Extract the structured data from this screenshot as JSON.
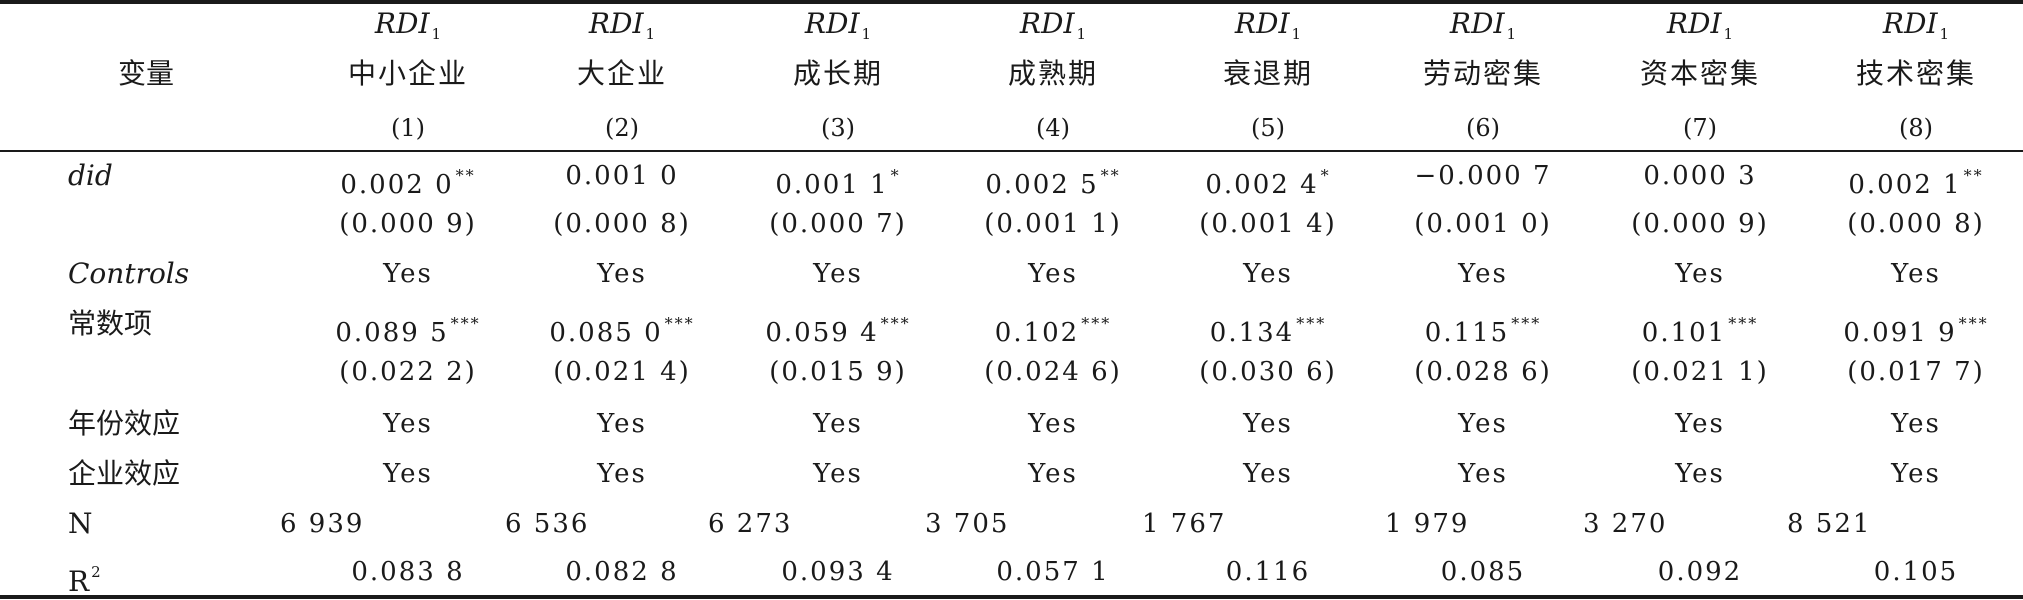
{
  "header": {
    "variable_label": "变量",
    "columns": [
      {
        "dep": "RDI",
        "dep_sub": "1",
        "group": "中小企业",
        "num": "(1)"
      },
      {
        "dep": "RDI",
        "dep_sub": "1",
        "group": "大企业",
        "num": "(2)"
      },
      {
        "dep": "RDI",
        "dep_sub": "1",
        "group": "成长期",
        "num": "(3)"
      },
      {
        "dep": "RDI",
        "dep_sub": "1",
        "group": "成熟期",
        "num": "(4)"
      },
      {
        "dep": "RDI",
        "dep_sub": "1",
        "group": "衰退期",
        "num": "(5)"
      },
      {
        "dep": "RDI",
        "dep_sub": "1",
        "group": "劳动密集",
        "num": "(6)"
      },
      {
        "dep": "RDI",
        "dep_sub": "1",
        "group": "资本密集",
        "num": "(7)"
      },
      {
        "dep": "RDI",
        "dep_sub": "1",
        "group": "技术密集",
        "num": "(8)"
      }
    ]
  },
  "rows": [
    {
      "label": "did",
      "values": [
        {
          "v": "0.002 0",
          "s": "**"
        },
        {
          "v": "0.001 0",
          "s": ""
        },
        {
          "v": "0.001 1",
          "s": "*"
        },
        {
          "v": "0.002 5",
          "s": "**"
        },
        {
          "v": "0.002 4",
          "s": "*"
        },
        {
          "v": "−0.000 7",
          "s": ""
        },
        {
          "v": "0.000 3",
          "s": ""
        },
        {
          "v": "0.002 1",
          "s": "**"
        }
      ]
    },
    {
      "label": "",
      "values": [
        {
          "v": "(0.000 9)",
          "s": ""
        },
        {
          "v": "(0.000 8)",
          "s": ""
        },
        {
          "v": "(0.000 7)",
          "s": ""
        },
        {
          "v": "(0.001 1)",
          "s": ""
        },
        {
          "v": "(0.001 4)",
          "s": ""
        },
        {
          "v": "(0.001 0)",
          "s": ""
        },
        {
          "v": "(0.000 9)",
          "s": ""
        },
        {
          "v": "(0.000 8)",
          "s": ""
        }
      ]
    },
    {
      "label": "Controls",
      "values": [
        {
          "v": "Yes",
          "s": ""
        },
        {
          "v": "Yes",
          "s": ""
        },
        {
          "v": "Yes",
          "s": ""
        },
        {
          "v": "Yes",
          "s": ""
        },
        {
          "v": "Yes",
          "s": ""
        },
        {
          "v": "Yes",
          "s": ""
        },
        {
          "v": "Yes",
          "s": ""
        },
        {
          "v": "Yes",
          "s": ""
        }
      ]
    },
    {
      "label": "常数项",
      "values": [
        {
          "v": "0.089 5",
          "s": "***"
        },
        {
          "v": "0.085 0",
          "s": "***"
        },
        {
          "v": "0.059 4",
          "s": "***"
        },
        {
          "v": "0.102",
          "s": "***"
        },
        {
          "v": "0.134",
          "s": "***"
        },
        {
          "v": "0.115",
          "s": "***"
        },
        {
          "v": "0.101",
          "s": "***"
        },
        {
          "v": "0.091 9",
          "s": "***"
        }
      ]
    },
    {
      "label": "",
      "values": [
        {
          "v": "(0.022 2)",
          "s": ""
        },
        {
          "v": "(0.021 4)",
          "s": ""
        },
        {
          "v": "(0.015 9)",
          "s": ""
        },
        {
          "v": "(0.024 6)",
          "s": ""
        },
        {
          "v": "(0.030 6)",
          "s": ""
        },
        {
          "v": "(0.028 6)",
          "s": ""
        },
        {
          "v": "(0.021 1)",
          "s": ""
        },
        {
          "v": "(0.017 7)",
          "s": ""
        }
      ]
    },
    {
      "label": "年份效应",
      "values": [
        {
          "v": "Yes",
          "s": ""
        },
        {
          "v": "Yes",
          "s": ""
        },
        {
          "v": "Yes",
          "s": ""
        },
        {
          "v": "Yes",
          "s": ""
        },
        {
          "v": "Yes",
          "s": ""
        },
        {
          "v": "Yes",
          "s": ""
        },
        {
          "v": "Yes",
          "s": ""
        },
        {
          "v": "Yes",
          "s": ""
        }
      ]
    },
    {
      "label": "企业效应",
      "values": [
        {
          "v": "Yes",
          "s": ""
        },
        {
          "v": "Yes",
          "s": ""
        },
        {
          "v": "Yes",
          "s": ""
        },
        {
          "v": "Yes",
          "s": ""
        },
        {
          "v": "Yes",
          "s": ""
        },
        {
          "v": "Yes",
          "s": ""
        },
        {
          "v": "Yes",
          "s": ""
        },
        {
          "v": "Yes",
          "s": ""
        }
      ]
    },
    {
      "label": "N",
      "values": [
        {
          "v": "6 939",
          "s": ""
        },
        {
          "v": "6 536",
          "s": ""
        },
        {
          "v": "6 273",
          "s": ""
        },
        {
          "v": "3 705",
          "s": ""
        },
        {
          "v": "1 767",
          "s": ""
        },
        {
          "v": "1 979",
          "s": ""
        },
        {
          "v": "3 270",
          "s": ""
        },
        {
          "v": "8 521",
          "s": ""
        }
      ]
    },
    {
      "label": "R",
      "label_sup": "2",
      "values": [
        {
          "v": "0.083 8",
          "s": ""
        },
        {
          "v": "0.082 8",
          "s": ""
        },
        {
          "v": "0.093 4",
          "s": ""
        },
        {
          "v": "0.057 1",
          "s": ""
        },
        {
          "v": "0.116",
          "s": ""
        },
        {
          "v": "0.085",
          "s": ""
        },
        {
          "v": "0.092",
          "s": ""
        },
        {
          "v": "0.105",
          "s": ""
        }
      ]
    }
  ]
}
◆ ◆ ◆ ◆ ◆
- _Exercise details_: Collect from the data above every line that includes "group".

- _Exercise result_:
        "group": "中小企业",
        "group": "大企业",
        "group": "成长期",
        "group": "成熟期",
        "group": "衰退期",
        "group": "劳动密集",
        "group": "资本密集",
        "group": "技术密集",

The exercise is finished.